START

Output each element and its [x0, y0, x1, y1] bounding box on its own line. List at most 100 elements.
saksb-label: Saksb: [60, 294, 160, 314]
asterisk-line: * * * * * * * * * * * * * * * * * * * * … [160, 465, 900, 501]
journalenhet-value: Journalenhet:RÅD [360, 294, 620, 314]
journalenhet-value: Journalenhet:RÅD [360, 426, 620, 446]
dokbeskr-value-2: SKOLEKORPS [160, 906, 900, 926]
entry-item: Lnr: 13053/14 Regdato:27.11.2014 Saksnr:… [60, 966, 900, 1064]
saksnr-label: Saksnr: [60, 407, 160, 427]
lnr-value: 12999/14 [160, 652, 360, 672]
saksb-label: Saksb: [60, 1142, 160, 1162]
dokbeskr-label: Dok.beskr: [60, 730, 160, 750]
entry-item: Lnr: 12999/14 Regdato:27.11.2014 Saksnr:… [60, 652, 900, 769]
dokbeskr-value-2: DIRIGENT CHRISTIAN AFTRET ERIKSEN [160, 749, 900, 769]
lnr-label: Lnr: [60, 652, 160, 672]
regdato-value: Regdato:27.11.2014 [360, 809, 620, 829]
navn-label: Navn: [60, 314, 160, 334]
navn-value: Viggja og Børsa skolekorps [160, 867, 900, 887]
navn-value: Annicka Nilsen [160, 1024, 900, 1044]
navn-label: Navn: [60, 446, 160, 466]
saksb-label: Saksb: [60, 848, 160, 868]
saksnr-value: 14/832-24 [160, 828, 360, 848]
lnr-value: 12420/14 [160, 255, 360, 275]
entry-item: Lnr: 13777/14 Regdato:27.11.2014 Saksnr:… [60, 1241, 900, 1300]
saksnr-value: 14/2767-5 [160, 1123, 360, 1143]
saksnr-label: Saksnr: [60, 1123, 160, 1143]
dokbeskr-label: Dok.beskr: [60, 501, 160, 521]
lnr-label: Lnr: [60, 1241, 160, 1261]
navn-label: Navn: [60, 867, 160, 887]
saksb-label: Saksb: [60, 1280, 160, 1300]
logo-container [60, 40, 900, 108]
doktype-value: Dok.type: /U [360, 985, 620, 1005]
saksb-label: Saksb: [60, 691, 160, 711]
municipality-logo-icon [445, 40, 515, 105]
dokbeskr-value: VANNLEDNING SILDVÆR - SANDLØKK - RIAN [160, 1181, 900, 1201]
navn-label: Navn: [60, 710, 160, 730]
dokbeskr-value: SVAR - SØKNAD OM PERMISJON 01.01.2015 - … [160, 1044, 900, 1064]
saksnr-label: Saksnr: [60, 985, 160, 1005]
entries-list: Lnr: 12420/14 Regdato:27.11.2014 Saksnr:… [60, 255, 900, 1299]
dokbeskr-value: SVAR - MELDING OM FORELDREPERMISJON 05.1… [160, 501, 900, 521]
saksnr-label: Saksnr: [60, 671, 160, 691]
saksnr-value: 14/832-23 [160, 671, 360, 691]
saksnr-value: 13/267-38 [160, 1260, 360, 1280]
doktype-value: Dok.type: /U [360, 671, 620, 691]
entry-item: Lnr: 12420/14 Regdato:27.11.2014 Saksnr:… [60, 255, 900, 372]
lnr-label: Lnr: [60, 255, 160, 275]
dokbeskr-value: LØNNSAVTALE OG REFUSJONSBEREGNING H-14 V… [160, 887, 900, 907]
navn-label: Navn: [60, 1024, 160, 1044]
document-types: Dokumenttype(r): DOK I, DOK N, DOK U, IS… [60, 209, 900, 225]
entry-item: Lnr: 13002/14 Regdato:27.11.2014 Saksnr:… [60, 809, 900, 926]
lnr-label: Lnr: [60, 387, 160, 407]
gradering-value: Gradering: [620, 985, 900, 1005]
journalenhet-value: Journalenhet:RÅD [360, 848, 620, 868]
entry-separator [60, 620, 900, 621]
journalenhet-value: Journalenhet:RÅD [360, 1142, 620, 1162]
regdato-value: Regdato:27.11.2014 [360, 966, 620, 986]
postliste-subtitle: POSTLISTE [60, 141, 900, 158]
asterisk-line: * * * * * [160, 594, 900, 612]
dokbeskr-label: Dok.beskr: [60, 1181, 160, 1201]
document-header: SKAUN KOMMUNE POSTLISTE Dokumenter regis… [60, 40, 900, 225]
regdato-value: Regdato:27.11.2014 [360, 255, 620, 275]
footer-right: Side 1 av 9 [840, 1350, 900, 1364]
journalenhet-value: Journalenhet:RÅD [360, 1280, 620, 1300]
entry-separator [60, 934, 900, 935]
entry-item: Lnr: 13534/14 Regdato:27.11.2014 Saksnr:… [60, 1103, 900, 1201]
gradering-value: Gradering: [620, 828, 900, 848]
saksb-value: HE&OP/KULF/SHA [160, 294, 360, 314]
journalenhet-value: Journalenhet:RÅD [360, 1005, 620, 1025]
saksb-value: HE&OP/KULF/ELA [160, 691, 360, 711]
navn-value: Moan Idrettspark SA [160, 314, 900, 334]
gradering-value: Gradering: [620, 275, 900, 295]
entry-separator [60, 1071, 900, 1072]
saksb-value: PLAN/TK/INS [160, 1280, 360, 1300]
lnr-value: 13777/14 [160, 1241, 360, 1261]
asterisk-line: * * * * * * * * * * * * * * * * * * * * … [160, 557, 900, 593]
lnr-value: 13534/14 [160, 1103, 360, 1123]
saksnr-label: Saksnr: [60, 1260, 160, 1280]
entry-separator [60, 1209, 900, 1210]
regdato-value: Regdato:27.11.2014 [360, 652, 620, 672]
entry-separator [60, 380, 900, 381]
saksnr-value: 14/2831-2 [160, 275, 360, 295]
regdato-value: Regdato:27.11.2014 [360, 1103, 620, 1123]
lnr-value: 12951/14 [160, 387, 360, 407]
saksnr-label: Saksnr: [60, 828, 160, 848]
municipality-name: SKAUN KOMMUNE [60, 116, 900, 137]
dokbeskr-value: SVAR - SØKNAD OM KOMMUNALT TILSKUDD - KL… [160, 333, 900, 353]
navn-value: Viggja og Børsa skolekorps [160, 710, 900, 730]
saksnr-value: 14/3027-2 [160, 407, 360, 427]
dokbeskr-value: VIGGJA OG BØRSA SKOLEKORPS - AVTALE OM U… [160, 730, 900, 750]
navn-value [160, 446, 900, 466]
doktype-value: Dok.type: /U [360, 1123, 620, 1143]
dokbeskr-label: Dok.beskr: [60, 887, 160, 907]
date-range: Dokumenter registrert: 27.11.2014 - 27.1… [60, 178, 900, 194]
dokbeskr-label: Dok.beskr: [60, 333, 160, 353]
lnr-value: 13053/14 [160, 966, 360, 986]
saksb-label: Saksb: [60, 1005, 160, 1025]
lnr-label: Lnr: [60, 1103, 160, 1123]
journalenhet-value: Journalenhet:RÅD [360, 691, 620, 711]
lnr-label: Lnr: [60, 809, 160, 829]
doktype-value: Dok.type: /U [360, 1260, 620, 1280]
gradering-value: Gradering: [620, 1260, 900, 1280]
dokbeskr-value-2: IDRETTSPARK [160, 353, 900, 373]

END

[WHAT YOU NEED TO DO] Could you output all the lines above as a numbered list, skipping any blank ones?

[SOLUTION FOR THIS PROBLEM]
1. Output each element and its [x0, y0, x1, y1] bounding box on its own line. List at most 100 elements.
2. saksb-label: Saksb: [60, 294, 160, 314]
3. asterisk-line: * * * * * * * * * * * * * * * * * * * * … [160, 465, 900, 501]
4. journalenhet-value: Journalenhet:RÅD [360, 294, 620, 314]
5. journalenhet-value: Journalenhet:RÅD [360, 426, 620, 446]
6. dokbeskr-value-2: SKOLEKORPS [160, 906, 900, 926]
7. entry-item: Lnr: 13053/14 Regdato:27.11.2014 Saksnr:… [60, 966, 900, 1064]
8. saksnr-label: Saksnr: [60, 407, 160, 427]
9. lnr-value: 12999/14 [160, 652, 360, 672]
10. saksb-label: Saksb: [60, 1142, 160, 1162]
11. dokbeskr-label: Dok.beskr: [60, 730, 160, 750]
12. entry-item: Lnr: 12999/14 Regdato:27.11.2014 Saksnr:… [60, 652, 900, 769]
13. dokbeskr-value-2: DIRIGENT CHRISTIAN AFTRET ERIKSEN [160, 749, 900, 769]
14. lnr-label: Lnr: [60, 652, 160, 672]
15. regdato-value: Regdato:27.11.2014 [360, 809, 620, 829]
16. navn-label: Navn: [60, 314, 160, 334]
17. navn-value: Viggja og Børsa skolekorps [160, 867, 900, 887]
18. navn-value: Annicka Nilsen [160, 1024, 900, 1044]
19. navn-label: Navn: [60, 446, 160, 466]
20. saksb-label: Saksb: [60, 848, 160, 868]
21. saksnr-value: 14/832-24 [160, 828, 360, 848]
22. lnr-value: 12420/14 [160, 255, 360, 275]
23. entry-item: Lnr: 13777/14 Regdato:27.11.2014 Saksnr:… [60, 1241, 900, 1300]
24. saksnr-value: 14/2767-5 [160, 1123, 360, 1143]
25. saksnr-label: Saksnr: [60, 1123, 160, 1143]
26. dokbeskr-label: Dok.beskr: [60, 501, 160, 521]
27. lnr-label: Lnr: [60, 1241, 160, 1261]
28. navn-label: Navn: [60, 867, 160, 887]
29. saksb-label: Saksb: [60, 1280, 160, 1300]
30. logo-container [60, 40, 900, 108]
31. doktype-value: Dok.type: /U [360, 985, 620, 1005]
32. saksb-label: Saksb: [60, 691, 160, 711]
33. municipality-logo-icon [445, 40, 515, 105]
34. dokbeskr-value: VANNLEDNING SILDVÆR - SANDLØKK - RIAN [160, 1181, 900, 1201]
35. navn-label: Navn: [60, 710, 160, 730]
36. dokbeskr-value: SVAR - SØKNAD OM PERMISJON 01.01.2015 - … [160, 1044, 900, 1064]
37. saksnr-label: Saksnr: [60, 985, 160, 1005]
38. entries-list: Lnr: 12420/14 Regdato:27.11.2014 Saksnr:… [60, 255, 900, 1299]
39. dokbeskr-value: SVAR - MELDING OM FORELDREPERMISJON 05.1… [160, 501, 900, 521]
40. saksnr-label: Saksnr: [60, 671, 160, 691]
41. saksnr-value: 14/832-23 [160, 671, 360, 691]
42. saksnr-value: 13/267-38 [160, 1260, 360, 1280]
43. doktype-value: Dok.type: /U [360, 671, 620, 691]
44. entry-item: Lnr: 12420/14 Regdato:27.11.2014 Saksnr:… [60, 255, 900, 372]
45. lnr-label: Lnr: [60, 255, 160, 275]
46. dokbeskr-value: LØNNSAVTALE OG REFUSJONSBEREGNING H-14 V… [160, 887, 900, 907]
47. navn-label: Navn: [60, 1024, 160, 1044]
48. document-types: Dokumenttype(r): DOK I, DOK N, DOK U, IS… [60, 209, 900, 225]
49. entry-item: Lnr: 13002/14 Regdato:27.11.2014 Saksnr:… [60, 809, 900, 926]
50. lnr-label: Lnr: [60, 387, 160, 407]
51. gradering-value: Gradering: [620, 985, 900, 1005]
52. journalenhet-value: Journalenhet:RÅD [360, 848, 620, 868]
53. entry-separator [60, 620, 900, 621]
54. journalenhet-value: Journalenhet:RÅD [360, 1142, 620, 1162]
55. regdato-value: Regdato:27.11.2014 [360, 966, 620, 986]
56. postliste-subtitle: POSTLISTE [60, 141, 900, 158]
57. asterisk-line: * * * * * [160, 594, 900, 612]
58. dokbeskr-label: Dok.beskr: [60, 1181, 160, 1201]
59. document-header: SKAUN KOMMUNE POSTLISTE Dokumenter regis… [60, 40, 900, 225]
60. regdato-value: Regdato:27.11.2014 [360, 255, 620, 275]
61. footer-right: Side 1 av 9 [840, 1350, 900, 1364]
62. journalenhet-value: Journalenhet:RÅD [360, 1280, 620, 1300]
63. entry-separator [60, 934, 900, 935]
64. entry-item: Lnr: 13534/14 Regdato:27.11.2014 Saksnr:… [60, 1103, 900, 1201]
65. gradering-value: Gradering: [620, 828, 900, 848]
66. saksb-value: HE&OP/KULF/SHA [160, 294, 360, 314]
67. journalenhet-value: Journalenhet:RÅD [360, 1005, 620, 1025]
68. saksb-value: HE&OP/KULF/ELA [160, 691, 360, 711]
69. navn-value: Moan Idrettspark SA [160, 314, 900, 334]
70. gradering-value: Gradering: [620, 275, 900, 295]
71. entry-separator [60, 1071, 900, 1072]
72. saksb-value: PLAN/TK/INS [160, 1280, 360, 1300]
73. lnr-value: 13777/14 [160, 1241, 360, 1261]
74. asterisk-line: * * * * * * * * * * * * * * * * * * * * … [160, 557, 900, 593]
75. lnr-value: 13534/14 [160, 1103, 360, 1123]
76. saksnr-label: Saksnr: [60, 1260, 160, 1280]
77. entry-separator [60, 1209, 900, 1210]
78. regdato-value: Regdato:27.11.2014 [360, 652, 620, 672]
79. entry-separator [60, 380, 900, 381]
80. saksnr-value: 14/2831-2 [160, 275, 360, 295]
81. regdato-value: Regdato:27.11.2014 [360, 1103, 620, 1123]
82. lnr-value: 12951/14 [160, 387, 360, 407]
83. saksnr-label: Saksnr: [60, 828, 160, 848]
84. municipality-name: SKAUN KOMMUNE [60, 116, 900, 137]
85. dokbeskr-value: SVAR - SØKNAD OM KOMMUNALT TILSKUDD - KL… [160, 333, 900, 353]
86. navn-value: Viggja og Børsa skolekorps [160, 710, 900, 730]
87. saksnr-value: 14/3027-2 [160, 407, 360, 427]
88. dokbeskr-value: VIGGJA OG BØRSA SKOLEKORPS - AVTALE OM U… [160, 730, 900, 750]
89. navn-value [160, 446, 900, 466]
90. doktype-value: Dok.type: /U [360, 1123, 620, 1143]
91. dokbeskr-label: Dok.beskr: [60, 887, 160, 907]
92. date-range: Dokumenter registrert: 27.11.2014 - 27.1… [60, 178, 900, 194]
93. dokbeskr-label: Dok.beskr: [60, 333, 160, 353]
94. lnr-value: 13053/14 [160, 966, 360, 986]
95. saksb-label: Saksb: [60, 1005, 160, 1025]
96. lnr-label: Lnr: [60, 1103, 160, 1123]
97. journalenhet-value: Journalenhet:RÅD [360, 691, 620, 711]
98. lnr-label: Lnr: [60, 809, 160, 829]
99. doktype-value: Dok.type: /U [360, 1260, 620, 1280]
100. gradering-value: Gradering: [620, 1260, 900, 1280]
101. dokbeskr-value-2: IDRETTSPARK [160, 353, 900, 373]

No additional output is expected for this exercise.